╭─ GIVEN INFORMATION

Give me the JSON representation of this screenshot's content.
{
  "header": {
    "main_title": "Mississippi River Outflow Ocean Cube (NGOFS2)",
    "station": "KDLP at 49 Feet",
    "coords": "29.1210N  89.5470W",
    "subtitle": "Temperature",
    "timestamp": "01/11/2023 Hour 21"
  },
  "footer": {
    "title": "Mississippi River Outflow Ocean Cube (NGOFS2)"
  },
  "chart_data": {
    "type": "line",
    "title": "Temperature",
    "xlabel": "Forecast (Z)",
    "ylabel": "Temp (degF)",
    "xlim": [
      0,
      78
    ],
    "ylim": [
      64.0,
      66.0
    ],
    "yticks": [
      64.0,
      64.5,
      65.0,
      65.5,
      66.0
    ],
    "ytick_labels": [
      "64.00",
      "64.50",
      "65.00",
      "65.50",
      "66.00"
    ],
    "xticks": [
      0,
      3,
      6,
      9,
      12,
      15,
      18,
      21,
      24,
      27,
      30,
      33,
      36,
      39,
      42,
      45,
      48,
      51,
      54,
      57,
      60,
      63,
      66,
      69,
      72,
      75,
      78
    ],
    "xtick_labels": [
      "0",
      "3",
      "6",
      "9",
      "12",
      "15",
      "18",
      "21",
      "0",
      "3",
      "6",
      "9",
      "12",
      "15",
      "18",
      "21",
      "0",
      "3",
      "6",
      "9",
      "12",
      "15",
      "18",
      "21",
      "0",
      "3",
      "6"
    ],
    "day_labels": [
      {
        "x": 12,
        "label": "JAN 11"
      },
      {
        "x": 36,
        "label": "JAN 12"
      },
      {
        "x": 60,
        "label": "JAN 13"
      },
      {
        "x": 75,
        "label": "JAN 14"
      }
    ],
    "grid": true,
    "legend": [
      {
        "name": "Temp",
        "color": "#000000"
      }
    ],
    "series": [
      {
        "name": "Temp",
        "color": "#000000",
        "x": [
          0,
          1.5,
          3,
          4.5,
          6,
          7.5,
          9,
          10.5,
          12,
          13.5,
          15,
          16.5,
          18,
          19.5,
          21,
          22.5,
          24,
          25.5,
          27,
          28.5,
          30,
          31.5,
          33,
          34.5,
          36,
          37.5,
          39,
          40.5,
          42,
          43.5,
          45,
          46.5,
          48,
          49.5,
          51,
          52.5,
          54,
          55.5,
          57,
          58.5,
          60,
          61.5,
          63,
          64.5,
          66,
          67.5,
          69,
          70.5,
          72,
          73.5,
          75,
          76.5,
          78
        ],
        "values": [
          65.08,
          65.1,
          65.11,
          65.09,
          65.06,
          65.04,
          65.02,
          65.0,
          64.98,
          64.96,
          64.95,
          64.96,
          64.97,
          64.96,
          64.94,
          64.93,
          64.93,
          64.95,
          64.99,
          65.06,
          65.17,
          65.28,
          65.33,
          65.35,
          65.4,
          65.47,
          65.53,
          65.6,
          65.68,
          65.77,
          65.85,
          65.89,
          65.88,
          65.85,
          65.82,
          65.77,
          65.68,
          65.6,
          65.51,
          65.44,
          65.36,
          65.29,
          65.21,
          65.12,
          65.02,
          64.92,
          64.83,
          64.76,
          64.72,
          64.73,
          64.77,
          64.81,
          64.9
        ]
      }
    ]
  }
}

╰─

GIVEN EXERCISE
Print every record above exactly as written.

RESULT OF THIS EXERCISE
Give me the JSON representation of this screenshot's content.
{
  "header": {
    "main_title": "Mississippi River Outflow Ocean Cube (NGOFS2)",
    "station": "KDLP at 49 Feet",
    "coords": "29.1210N  89.5470W",
    "subtitle": "Temperature",
    "timestamp": "01/11/2023 Hour 21"
  },
  "footer": {
    "title": "Mississippi River Outflow Ocean Cube (NGOFS2)"
  },
  "chart_data": {
    "type": "line",
    "title": "Temperature",
    "xlabel": "Forecast (Z)",
    "ylabel": "Temp (degF)",
    "xlim": [
      0,
      78
    ],
    "ylim": [
      64.0,
      66.0
    ],
    "yticks": [
      64.0,
      64.5,
      65.0,
      65.5,
      66.0
    ],
    "ytick_labels": [
      "64.00",
      "64.50",
      "65.00",
      "65.50",
      "66.00"
    ],
    "xticks": [
      0,
      3,
      6,
      9,
      12,
      15,
      18,
      21,
      24,
      27,
      30,
      33,
      36,
      39,
      42,
      45,
      48,
      51,
      54,
      57,
      60,
      63,
      66,
      69,
      72,
      75,
      78
    ],
    "xtick_labels": [
      "0",
      "3",
      "6",
      "9",
      "12",
      "15",
      "18",
      "21",
      "0",
      "3",
      "6",
      "9",
      "12",
      "15",
      "18",
      "21",
      "0",
      "3",
      "6",
      "9",
      "12",
      "15",
      "18",
      "21",
      "0",
      "3",
      "6"
    ],
    "day_labels": [
      {
        "x": 12,
        "label": "JAN 11"
      },
      {
        "x": 36,
        "label": "JAN 12"
      },
      {
        "x": 60,
        "label": "JAN 13"
      },
      {
        "x": 75,
        "label": "JAN 14"
      }
    ],
    "grid": true,
    "legend": [
      {
        "name": "Temp",
        "color": "#000000"
      }
    ],
    "series": [
      {
        "name": "Temp",
        "color": "#000000",
        "x": [
          0,
          1.5,
          3,
          4.5,
          6,
          7.5,
          9,
          10.5,
          12,
          13.5,
          15,
          16.5,
          18,
          19.5,
          21,
          22.5,
          24,
          25.5,
          27,
          28.5,
          30,
          31.5,
          33,
          34.5,
          36,
          37.5,
          39,
          40.5,
          42,
          43.5,
          45,
          46.5,
          48,
          49.5,
          51,
          52.5,
          54,
          55.5,
          57,
          58.5,
          60,
          61.5,
          63,
          64.5,
          66,
          67.5,
          69,
          70.5,
          72,
          73.5,
          75,
          76.5,
          78
        ],
        "values": [
          65.08,
          65.1,
          65.11,
          65.09,
          65.06,
          65.04,
          65.02,
          65.0,
          64.98,
          64.96,
          64.95,
          64.96,
          64.97,
          64.96,
          64.94,
          64.93,
          64.93,
          64.95,
          64.99,
          65.06,
          65.17,
          65.28,
          65.33,
          65.35,
          65.4,
          65.47,
          65.53,
          65.6,
          65.68,
          65.77,
          65.85,
          65.89,
          65.88,
          65.85,
          65.82,
          65.77,
          65.68,
          65.6,
          65.51,
          65.44,
          65.36,
          65.29,
          65.21,
          65.12,
          65.02,
          64.92,
          64.83,
          64.76,
          64.72,
          64.73,
          64.77,
          64.81,
          64.9
        ]
      }
    ]
  }
}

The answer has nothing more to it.